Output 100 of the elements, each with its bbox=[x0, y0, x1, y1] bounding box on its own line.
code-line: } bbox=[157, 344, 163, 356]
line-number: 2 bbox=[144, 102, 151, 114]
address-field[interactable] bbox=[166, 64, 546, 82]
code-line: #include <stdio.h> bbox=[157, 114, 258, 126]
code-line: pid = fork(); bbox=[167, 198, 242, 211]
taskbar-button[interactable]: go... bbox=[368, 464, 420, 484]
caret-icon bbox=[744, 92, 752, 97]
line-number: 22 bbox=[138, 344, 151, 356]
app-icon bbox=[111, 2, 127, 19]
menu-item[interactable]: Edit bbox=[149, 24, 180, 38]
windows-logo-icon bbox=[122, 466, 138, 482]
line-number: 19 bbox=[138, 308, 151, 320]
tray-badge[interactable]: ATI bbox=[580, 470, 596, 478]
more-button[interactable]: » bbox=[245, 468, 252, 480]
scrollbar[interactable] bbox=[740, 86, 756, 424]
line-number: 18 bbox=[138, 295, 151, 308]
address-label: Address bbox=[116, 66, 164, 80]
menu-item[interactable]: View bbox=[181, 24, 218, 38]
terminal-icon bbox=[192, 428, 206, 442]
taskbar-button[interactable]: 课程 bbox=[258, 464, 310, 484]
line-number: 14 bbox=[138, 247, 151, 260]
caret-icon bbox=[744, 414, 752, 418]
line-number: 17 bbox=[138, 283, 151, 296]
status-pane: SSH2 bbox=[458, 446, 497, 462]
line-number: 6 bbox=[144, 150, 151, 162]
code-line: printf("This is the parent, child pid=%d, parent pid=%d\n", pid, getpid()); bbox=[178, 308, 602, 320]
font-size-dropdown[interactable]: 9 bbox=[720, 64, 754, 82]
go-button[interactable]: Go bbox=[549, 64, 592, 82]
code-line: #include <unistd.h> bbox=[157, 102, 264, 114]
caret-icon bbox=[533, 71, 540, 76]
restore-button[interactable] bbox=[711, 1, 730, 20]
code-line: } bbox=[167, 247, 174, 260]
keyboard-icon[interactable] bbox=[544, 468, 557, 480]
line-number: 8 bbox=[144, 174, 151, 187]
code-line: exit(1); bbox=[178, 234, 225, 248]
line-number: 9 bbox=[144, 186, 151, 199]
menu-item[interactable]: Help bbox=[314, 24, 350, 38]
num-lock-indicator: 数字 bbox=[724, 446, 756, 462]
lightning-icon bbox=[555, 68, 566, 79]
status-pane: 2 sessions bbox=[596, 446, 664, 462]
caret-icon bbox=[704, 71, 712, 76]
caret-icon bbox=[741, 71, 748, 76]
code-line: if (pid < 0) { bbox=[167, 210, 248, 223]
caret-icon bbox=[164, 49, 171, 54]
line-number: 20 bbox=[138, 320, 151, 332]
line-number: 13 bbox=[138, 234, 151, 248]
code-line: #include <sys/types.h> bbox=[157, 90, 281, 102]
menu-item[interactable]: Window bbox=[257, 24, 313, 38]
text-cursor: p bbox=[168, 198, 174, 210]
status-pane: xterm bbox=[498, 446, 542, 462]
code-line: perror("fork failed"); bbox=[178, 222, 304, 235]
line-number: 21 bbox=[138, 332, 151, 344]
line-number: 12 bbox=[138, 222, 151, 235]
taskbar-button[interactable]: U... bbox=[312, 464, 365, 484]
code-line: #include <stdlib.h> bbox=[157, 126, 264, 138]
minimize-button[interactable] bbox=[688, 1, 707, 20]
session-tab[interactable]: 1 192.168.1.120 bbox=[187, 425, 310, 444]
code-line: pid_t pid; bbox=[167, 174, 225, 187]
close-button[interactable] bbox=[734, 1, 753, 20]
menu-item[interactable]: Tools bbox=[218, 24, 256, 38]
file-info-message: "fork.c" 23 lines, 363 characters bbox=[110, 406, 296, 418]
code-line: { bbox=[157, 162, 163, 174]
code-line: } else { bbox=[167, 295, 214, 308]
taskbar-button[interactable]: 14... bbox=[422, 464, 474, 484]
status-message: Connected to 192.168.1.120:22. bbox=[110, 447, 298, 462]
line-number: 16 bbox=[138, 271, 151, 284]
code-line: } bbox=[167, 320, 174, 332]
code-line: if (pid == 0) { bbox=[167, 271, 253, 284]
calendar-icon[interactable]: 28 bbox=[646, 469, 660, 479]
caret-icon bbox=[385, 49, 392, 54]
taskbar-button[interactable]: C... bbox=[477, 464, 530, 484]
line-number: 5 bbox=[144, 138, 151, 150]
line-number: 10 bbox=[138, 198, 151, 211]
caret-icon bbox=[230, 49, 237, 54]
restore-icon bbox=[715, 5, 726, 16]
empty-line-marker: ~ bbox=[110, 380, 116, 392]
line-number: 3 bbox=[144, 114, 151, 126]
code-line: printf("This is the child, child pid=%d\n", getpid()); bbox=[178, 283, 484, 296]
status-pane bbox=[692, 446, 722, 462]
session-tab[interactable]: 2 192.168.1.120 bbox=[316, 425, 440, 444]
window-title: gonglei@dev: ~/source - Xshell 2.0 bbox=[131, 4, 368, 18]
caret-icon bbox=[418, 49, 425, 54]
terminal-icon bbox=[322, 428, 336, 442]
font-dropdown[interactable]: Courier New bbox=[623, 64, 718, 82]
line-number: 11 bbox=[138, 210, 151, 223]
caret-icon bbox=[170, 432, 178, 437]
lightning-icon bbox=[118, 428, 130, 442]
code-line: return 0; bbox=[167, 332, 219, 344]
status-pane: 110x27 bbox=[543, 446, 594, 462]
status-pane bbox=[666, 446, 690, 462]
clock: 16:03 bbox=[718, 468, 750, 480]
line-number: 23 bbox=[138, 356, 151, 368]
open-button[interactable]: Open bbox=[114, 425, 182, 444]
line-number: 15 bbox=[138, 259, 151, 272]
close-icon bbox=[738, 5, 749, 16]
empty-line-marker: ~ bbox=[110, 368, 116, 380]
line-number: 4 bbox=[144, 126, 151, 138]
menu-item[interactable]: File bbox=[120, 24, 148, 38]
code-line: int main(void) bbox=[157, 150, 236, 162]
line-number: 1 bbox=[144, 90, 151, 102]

* * * * * * * * *

__Directions__:
Return the records above exactly, from the start through the line containing "code-line: exit(1); bbox=[178, 234, 225, 248]".

__Written response__:
Output 100 of the elements, each with its bbox=[x0, y0, x1, y1] bounding box on its own line.
code-line: } bbox=[157, 344, 163, 356]
line-number: 2 bbox=[144, 102, 151, 114]
address-field[interactable] bbox=[166, 64, 546, 82]
code-line: #include <stdio.h> bbox=[157, 114, 258, 126]
code-line: pid = fork(); bbox=[167, 198, 242, 211]
taskbar-button[interactable]: go... bbox=[368, 464, 420, 484]
caret-icon bbox=[744, 92, 752, 97]
line-number: 22 bbox=[138, 344, 151, 356]
app-icon bbox=[111, 2, 127, 19]
menu-item[interactable]: Edit bbox=[149, 24, 180, 38]
windows-logo-icon bbox=[122, 466, 138, 482]
line-number: 19 bbox=[138, 308, 151, 320]
tray-badge[interactable]: ATI bbox=[580, 470, 596, 478]
more-button[interactable]: » bbox=[245, 468, 252, 480]
scrollbar[interactable] bbox=[740, 86, 756, 424]
line-number: 18 bbox=[138, 295, 151, 308]
address-label: Address bbox=[116, 66, 164, 80]
menu-item[interactable]: View bbox=[181, 24, 218, 38]
terminal-icon bbox=[192, 428, 206, 442]
taskbar-button[interactable]: 课程 bbox=[258, 464, 310, 484]
line-number: 14 bbox=[138, 247, 151, 260]
caret-icon bbox=[744, 414, 752, 418]
line-number: 17 bbox=[138, 283, 151, 296]
status-pane: SSH2 bbox=[458, 446, 497, 462]
line-number: 6 bbox=[144, 150, 151, 162]
code-line: printf("This is the parent, child pid=%d, parent pid=%d\n", pid, getpid()); bbox=[178, 308, 602, 320]
font-size-dropdown[interactable]: 9 bbox=[720, 64, 754, 82]
go-button[interactable]: Go bbox=[549, 64, 592, 82]
code-line: #include <unistd.h> bbox=[157, 102, 264, 114]
caret-icon bbox=[533, 71, 540, 76]
restore-button[interactable] bbox=[711, 1, 730, 20]
code-line: } bbox=[167, 247, 174, 260]
keyboard-icon[interactable] bbox=[544, 468, 557, 480]
line-number: 8 bbox=[144, 174, 151, 187]
code-line: exit(1); bbox=[178, 234, 225, 248]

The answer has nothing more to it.